### WHAT TO PRODUCE
Copy every line in the records below that contains the word "check".

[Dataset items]
----

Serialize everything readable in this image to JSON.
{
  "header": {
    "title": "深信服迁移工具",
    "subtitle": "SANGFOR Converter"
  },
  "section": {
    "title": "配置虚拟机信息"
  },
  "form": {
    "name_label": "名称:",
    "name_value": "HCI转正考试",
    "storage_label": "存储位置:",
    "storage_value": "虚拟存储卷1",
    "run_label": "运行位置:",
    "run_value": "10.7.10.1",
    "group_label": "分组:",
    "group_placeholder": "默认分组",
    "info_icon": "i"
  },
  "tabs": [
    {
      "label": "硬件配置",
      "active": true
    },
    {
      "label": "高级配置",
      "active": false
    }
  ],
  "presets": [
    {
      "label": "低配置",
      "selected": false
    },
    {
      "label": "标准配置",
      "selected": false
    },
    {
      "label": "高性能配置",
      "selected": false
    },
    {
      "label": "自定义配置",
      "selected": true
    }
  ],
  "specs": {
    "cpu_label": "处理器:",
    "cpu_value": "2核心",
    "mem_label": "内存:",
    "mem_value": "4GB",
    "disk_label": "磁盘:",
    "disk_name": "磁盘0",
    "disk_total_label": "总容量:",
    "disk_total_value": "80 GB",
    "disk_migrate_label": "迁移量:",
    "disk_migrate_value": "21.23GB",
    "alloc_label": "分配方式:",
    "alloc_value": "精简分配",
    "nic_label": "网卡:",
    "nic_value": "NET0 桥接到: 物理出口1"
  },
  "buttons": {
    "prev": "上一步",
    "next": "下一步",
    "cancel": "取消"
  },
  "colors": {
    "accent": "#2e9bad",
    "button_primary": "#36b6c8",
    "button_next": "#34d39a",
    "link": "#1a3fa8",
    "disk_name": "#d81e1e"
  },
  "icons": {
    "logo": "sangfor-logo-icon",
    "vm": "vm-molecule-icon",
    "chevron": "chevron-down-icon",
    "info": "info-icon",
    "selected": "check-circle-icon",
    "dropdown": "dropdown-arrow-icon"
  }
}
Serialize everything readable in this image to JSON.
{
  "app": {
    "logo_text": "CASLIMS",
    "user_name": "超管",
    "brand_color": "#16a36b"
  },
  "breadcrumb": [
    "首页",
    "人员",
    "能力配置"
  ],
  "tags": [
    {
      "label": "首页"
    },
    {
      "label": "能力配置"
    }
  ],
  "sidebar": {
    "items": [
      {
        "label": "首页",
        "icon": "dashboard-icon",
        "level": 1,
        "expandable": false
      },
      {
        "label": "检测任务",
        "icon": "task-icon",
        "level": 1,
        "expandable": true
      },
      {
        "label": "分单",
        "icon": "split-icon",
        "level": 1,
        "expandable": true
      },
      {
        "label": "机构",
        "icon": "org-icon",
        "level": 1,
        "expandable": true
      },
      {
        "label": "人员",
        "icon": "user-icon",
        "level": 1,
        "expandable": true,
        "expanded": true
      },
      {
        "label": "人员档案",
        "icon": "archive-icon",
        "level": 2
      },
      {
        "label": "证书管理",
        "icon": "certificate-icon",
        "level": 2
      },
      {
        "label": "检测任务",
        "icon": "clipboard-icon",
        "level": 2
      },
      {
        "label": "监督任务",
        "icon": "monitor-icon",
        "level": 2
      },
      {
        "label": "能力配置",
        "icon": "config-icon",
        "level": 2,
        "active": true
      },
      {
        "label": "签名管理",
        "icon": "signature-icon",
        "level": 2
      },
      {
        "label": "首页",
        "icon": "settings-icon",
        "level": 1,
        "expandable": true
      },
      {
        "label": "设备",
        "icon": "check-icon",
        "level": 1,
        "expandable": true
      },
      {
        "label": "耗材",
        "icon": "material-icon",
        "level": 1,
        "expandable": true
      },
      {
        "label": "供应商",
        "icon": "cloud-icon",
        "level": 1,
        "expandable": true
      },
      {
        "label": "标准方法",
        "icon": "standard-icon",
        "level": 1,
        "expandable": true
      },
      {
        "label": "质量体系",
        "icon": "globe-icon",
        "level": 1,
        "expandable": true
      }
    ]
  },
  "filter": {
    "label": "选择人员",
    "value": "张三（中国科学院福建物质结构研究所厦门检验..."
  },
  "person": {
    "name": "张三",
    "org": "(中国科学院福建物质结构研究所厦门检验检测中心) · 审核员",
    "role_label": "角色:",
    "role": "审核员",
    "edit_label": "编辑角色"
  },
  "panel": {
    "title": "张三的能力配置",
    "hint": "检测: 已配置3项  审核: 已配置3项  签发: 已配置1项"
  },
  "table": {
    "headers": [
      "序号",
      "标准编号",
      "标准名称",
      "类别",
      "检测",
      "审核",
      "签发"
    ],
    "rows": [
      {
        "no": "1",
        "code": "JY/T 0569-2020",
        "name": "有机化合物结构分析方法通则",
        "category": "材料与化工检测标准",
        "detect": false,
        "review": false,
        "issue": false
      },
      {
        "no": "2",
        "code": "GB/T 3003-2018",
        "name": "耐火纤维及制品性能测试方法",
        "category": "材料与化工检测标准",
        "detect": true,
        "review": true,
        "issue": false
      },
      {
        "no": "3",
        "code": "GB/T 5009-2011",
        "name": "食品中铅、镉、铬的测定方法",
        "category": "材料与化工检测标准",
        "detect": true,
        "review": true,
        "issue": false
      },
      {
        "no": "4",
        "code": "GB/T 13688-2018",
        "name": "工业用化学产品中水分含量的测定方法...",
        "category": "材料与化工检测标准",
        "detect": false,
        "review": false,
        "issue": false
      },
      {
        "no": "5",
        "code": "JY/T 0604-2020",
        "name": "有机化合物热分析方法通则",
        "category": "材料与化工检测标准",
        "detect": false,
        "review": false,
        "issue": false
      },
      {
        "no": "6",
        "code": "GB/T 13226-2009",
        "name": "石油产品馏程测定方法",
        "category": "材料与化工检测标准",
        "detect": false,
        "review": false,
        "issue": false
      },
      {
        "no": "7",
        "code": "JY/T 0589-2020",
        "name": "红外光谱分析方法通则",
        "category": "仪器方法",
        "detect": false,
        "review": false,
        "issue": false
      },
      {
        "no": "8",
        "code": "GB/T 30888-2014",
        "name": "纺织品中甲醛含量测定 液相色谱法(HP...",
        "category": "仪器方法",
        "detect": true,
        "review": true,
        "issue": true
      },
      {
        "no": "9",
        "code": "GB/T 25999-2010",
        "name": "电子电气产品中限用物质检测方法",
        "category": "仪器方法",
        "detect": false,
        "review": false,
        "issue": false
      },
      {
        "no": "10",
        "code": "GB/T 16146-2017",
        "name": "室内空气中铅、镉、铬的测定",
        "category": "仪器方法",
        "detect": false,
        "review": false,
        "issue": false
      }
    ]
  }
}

----

### ANSWER BELOW
    "selected": "check-circle-icon",
        "icon": "check-icon",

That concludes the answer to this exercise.